╭─ Provided entries

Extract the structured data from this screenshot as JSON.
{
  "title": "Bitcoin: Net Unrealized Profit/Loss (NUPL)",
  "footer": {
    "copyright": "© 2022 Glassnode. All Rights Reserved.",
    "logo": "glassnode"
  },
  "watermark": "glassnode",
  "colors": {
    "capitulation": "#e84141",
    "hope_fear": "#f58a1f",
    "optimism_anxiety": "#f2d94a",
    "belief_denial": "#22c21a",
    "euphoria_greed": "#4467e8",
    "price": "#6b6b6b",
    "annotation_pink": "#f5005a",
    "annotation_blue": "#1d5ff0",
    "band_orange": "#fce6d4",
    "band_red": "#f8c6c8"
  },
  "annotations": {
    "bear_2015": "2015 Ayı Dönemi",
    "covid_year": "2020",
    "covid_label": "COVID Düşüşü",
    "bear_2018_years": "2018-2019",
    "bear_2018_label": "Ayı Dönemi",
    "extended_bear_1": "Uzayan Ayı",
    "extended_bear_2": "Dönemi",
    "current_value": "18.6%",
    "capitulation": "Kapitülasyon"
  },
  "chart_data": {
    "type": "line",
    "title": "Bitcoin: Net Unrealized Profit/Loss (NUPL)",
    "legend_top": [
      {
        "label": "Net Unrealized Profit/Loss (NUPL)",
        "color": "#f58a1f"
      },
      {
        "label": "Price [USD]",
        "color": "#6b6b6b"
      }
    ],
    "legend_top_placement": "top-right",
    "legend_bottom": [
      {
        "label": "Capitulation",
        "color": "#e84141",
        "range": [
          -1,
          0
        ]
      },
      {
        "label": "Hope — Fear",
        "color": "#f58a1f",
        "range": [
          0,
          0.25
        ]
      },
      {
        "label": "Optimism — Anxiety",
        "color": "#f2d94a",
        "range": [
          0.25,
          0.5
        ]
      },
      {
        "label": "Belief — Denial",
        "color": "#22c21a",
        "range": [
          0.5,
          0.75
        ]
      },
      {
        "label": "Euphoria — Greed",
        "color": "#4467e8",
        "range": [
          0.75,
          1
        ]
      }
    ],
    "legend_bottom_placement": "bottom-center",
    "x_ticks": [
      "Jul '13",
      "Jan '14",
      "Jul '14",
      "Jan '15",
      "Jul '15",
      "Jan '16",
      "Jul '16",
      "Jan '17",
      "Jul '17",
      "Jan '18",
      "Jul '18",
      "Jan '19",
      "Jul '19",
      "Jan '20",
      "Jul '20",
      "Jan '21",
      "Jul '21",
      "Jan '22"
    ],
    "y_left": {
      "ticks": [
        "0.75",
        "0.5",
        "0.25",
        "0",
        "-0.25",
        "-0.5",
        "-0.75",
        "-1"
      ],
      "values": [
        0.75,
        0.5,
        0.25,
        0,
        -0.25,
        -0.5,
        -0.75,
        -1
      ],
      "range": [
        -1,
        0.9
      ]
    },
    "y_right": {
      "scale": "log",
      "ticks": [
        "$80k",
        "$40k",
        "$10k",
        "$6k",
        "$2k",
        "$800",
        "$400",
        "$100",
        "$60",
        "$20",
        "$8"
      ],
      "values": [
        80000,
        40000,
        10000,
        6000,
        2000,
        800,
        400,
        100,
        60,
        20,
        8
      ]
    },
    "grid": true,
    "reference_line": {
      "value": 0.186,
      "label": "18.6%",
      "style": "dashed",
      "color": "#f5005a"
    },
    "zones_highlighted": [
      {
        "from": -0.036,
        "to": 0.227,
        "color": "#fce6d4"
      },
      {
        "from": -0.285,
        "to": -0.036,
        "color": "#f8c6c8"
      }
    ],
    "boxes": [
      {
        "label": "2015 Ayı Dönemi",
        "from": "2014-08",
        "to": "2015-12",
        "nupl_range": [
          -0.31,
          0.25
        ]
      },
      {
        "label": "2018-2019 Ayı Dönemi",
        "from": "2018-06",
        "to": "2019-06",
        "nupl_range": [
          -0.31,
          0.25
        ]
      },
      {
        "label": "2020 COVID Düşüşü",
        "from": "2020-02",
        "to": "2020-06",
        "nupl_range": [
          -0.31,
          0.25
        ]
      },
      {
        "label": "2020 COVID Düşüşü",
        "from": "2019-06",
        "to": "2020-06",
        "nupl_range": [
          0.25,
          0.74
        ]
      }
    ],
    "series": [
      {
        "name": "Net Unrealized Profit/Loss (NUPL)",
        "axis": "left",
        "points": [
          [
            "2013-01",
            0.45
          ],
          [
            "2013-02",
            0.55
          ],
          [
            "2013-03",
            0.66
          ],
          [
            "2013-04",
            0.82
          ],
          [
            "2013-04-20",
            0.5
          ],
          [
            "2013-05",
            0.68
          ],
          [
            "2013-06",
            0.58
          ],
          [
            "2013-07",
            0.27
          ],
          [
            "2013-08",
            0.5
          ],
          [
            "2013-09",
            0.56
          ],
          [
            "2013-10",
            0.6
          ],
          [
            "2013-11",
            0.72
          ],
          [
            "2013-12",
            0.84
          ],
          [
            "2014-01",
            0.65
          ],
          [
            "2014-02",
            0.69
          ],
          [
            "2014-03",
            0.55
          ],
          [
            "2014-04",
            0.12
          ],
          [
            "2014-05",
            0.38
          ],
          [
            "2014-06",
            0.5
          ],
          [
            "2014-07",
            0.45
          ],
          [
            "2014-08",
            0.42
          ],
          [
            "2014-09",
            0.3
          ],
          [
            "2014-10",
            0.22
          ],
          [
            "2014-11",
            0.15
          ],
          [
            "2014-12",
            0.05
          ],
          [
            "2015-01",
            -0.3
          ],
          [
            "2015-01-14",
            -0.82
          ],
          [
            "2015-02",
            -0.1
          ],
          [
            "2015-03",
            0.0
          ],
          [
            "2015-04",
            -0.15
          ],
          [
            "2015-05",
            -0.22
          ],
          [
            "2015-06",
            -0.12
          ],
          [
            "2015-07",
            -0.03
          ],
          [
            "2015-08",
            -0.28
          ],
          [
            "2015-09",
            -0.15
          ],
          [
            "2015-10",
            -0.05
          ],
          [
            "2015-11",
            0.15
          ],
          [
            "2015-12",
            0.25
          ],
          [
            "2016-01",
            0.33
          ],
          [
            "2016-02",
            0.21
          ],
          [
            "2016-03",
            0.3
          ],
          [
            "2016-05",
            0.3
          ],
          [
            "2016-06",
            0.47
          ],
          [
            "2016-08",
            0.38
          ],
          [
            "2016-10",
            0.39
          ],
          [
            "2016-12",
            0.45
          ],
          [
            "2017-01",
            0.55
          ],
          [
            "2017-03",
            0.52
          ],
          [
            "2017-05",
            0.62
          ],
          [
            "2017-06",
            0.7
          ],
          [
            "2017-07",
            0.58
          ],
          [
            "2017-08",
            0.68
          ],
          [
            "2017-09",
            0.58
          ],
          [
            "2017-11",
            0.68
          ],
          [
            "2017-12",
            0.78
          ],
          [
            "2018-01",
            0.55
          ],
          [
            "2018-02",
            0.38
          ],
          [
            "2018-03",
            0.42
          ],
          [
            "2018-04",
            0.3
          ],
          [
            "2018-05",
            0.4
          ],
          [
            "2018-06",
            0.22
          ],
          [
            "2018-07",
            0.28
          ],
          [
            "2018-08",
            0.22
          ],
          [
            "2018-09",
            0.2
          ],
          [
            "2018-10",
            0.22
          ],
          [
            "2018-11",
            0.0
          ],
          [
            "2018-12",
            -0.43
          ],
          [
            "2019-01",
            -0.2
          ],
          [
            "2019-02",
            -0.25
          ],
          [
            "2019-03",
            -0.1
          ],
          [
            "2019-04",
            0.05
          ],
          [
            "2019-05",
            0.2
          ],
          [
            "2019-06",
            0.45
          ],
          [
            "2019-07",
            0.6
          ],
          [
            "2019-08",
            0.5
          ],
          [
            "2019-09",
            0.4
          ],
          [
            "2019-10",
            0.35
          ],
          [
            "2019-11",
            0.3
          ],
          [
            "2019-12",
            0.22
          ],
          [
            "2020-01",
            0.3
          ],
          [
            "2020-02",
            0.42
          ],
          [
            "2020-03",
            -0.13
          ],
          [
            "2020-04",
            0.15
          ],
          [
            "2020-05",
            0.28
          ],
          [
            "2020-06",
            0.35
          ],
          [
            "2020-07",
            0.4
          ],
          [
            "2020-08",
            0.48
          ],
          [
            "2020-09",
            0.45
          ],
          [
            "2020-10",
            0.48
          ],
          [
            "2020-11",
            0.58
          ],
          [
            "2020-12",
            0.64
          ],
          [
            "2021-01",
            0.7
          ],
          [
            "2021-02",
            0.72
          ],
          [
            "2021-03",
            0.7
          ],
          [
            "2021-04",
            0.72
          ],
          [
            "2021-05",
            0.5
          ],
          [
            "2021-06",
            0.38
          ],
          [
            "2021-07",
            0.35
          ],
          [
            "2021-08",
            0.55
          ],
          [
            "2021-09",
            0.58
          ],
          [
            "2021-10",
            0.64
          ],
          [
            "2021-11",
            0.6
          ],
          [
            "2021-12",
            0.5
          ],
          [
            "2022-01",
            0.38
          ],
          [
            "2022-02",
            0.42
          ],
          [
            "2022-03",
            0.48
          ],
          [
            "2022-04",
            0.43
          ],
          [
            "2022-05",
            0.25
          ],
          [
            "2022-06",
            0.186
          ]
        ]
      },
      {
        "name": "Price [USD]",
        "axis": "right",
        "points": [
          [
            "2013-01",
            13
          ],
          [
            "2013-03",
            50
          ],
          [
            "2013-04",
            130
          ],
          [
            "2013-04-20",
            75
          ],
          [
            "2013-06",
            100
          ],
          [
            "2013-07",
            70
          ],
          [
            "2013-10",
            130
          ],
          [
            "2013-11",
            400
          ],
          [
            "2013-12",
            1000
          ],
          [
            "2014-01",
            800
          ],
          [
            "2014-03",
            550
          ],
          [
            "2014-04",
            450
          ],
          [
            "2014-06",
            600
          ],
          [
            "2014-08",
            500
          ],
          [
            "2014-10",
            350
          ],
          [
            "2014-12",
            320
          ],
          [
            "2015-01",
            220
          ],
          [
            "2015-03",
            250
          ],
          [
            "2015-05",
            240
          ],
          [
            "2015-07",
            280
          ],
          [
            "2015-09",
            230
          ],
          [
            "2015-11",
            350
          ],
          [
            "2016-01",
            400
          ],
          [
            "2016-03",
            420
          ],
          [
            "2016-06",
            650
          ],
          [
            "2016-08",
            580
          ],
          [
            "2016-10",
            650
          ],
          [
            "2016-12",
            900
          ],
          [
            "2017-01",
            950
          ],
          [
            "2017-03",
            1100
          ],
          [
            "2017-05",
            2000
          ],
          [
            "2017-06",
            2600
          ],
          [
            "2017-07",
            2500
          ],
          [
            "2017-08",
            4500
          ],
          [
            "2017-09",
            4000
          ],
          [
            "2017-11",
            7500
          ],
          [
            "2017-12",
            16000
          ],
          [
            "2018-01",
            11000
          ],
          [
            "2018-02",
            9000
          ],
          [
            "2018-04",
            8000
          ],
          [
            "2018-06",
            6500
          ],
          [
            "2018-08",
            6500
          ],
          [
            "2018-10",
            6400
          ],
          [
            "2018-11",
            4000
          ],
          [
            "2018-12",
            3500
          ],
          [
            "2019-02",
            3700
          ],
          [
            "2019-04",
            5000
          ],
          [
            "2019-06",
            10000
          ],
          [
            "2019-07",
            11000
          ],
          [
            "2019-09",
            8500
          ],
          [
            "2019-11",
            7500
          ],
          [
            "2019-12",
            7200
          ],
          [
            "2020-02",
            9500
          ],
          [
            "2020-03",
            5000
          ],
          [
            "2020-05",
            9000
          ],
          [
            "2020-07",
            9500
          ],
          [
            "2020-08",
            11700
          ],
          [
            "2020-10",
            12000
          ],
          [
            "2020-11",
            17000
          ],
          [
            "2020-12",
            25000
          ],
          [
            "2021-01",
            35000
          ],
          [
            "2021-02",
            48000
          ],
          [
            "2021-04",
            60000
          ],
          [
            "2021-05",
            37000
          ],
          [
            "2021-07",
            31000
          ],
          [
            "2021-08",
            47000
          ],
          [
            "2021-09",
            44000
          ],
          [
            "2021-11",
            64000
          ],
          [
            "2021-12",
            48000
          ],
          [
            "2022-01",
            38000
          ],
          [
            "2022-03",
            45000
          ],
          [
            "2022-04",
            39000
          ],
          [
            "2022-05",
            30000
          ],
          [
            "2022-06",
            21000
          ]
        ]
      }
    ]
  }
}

╰─

● Written task
All lines in the data that contain the word "title" should be copied.

● Complete answer
  "title": "Bitcoin: Net Unrealized Profit/Loss (NUPL)",
    "title": "Bitcoin: Net Unrealized Profit/Loss (NUPL)",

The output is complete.